# Stored data entries:
___

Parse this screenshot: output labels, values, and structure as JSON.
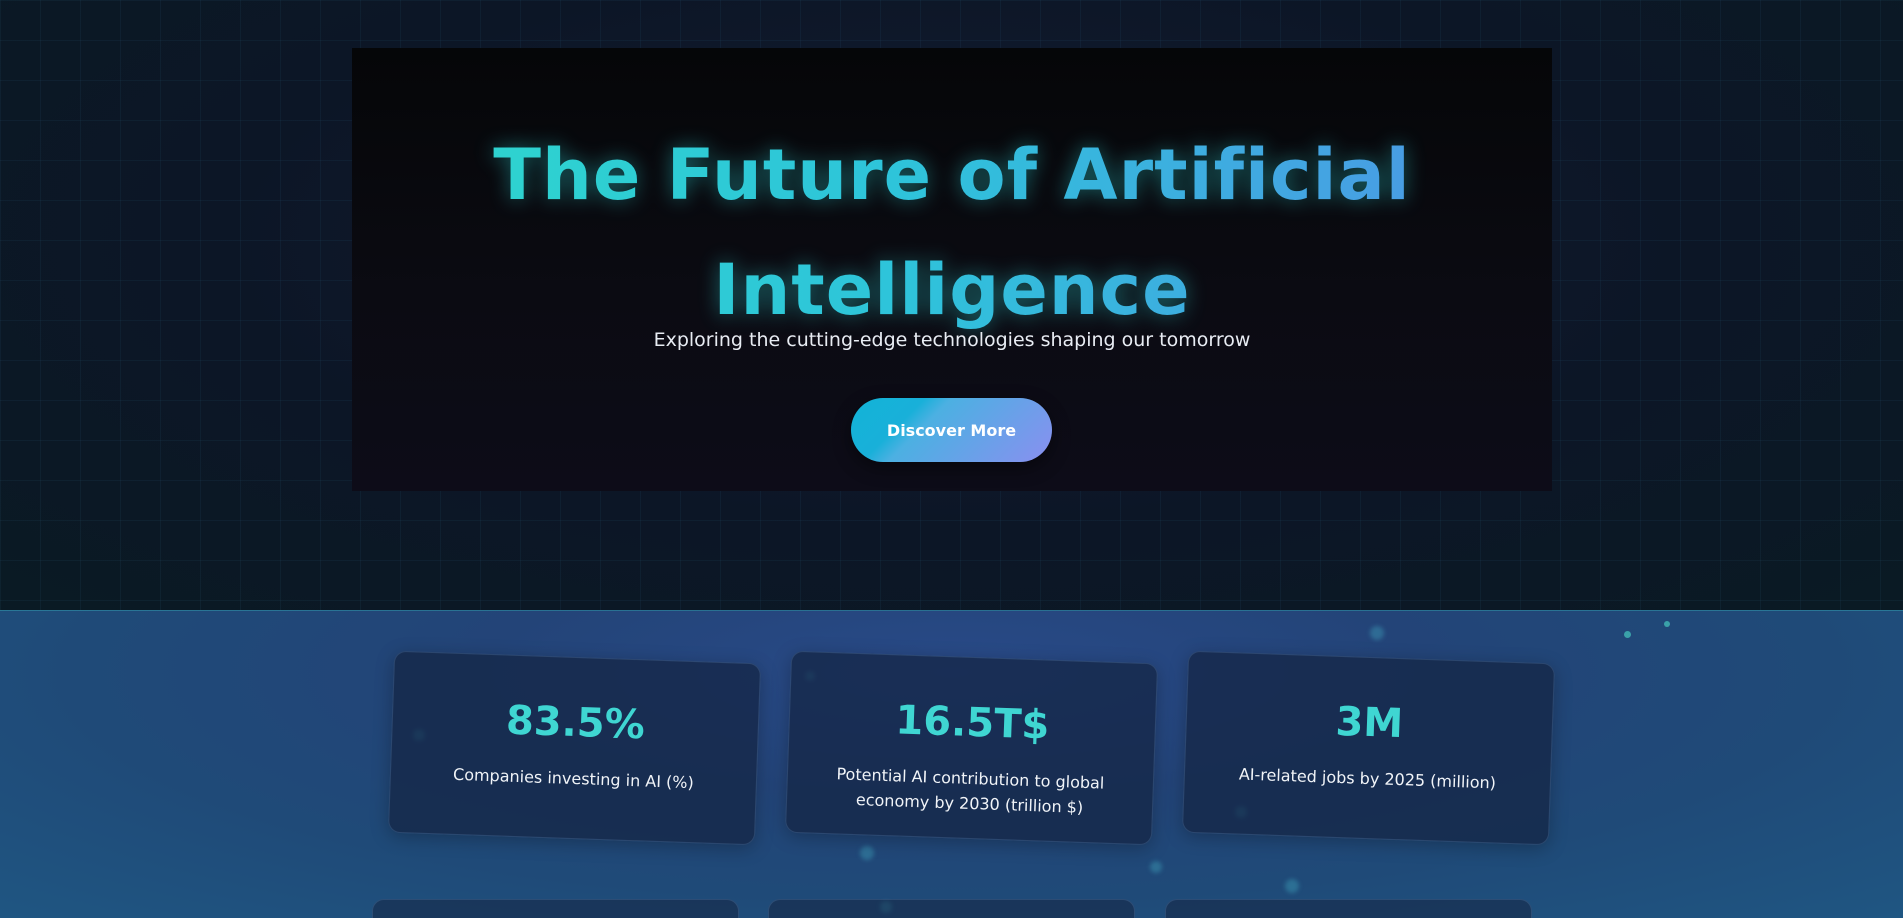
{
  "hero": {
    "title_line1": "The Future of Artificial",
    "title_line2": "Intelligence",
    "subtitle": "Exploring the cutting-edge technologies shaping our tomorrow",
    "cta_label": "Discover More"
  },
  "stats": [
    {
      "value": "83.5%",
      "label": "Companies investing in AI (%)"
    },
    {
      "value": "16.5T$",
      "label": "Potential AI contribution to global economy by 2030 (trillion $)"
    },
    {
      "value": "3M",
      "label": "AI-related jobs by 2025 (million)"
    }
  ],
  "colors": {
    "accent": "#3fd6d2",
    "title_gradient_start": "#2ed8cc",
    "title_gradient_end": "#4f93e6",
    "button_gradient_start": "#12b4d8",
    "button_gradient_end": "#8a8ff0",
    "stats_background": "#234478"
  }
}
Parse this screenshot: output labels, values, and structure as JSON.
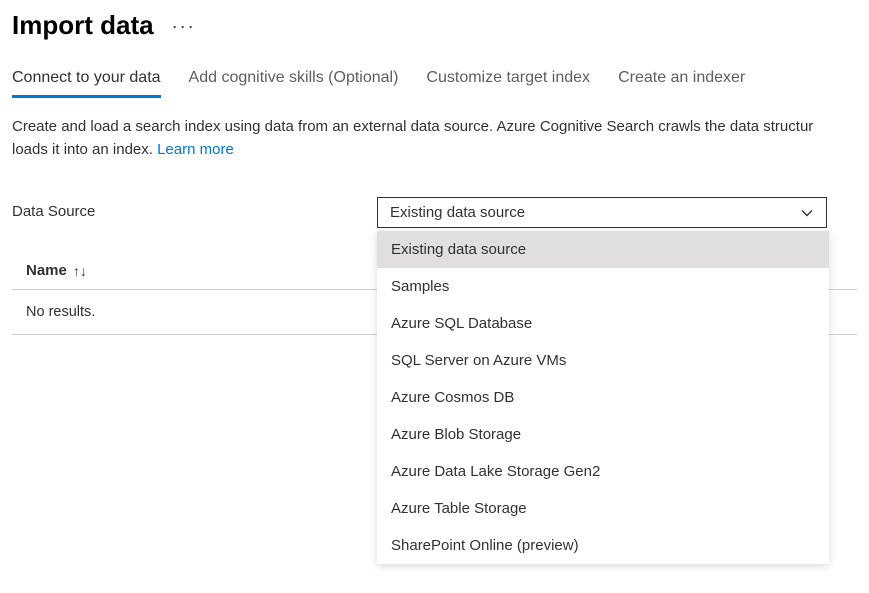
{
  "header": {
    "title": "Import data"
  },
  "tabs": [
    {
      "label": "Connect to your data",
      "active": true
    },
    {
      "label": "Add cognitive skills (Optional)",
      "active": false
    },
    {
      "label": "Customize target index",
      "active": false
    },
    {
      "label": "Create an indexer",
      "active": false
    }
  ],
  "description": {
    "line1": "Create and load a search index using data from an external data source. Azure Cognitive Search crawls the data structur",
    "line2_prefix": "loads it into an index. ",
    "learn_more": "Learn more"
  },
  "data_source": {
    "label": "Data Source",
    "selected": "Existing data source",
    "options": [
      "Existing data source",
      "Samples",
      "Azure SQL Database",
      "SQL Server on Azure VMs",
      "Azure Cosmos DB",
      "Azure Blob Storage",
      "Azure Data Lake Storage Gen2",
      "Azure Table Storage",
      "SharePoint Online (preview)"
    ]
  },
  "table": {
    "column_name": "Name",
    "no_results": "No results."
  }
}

___

# OBJECTIVE:
Which lines hold the string "Azure"? Copy all of them from the data above.

# REPLY:
    "line1": "Create and load a search index using data from an external data source. Azure Cognitive Search crawls the data structur",
      "Azure SQL Database",
      "SQL Server on Azure VMs",
      "Azure Cosmos DB",
      "Azure Blob Storage",
      "Azure Data Lake Storage Gen2",
      "Azure Table Storage",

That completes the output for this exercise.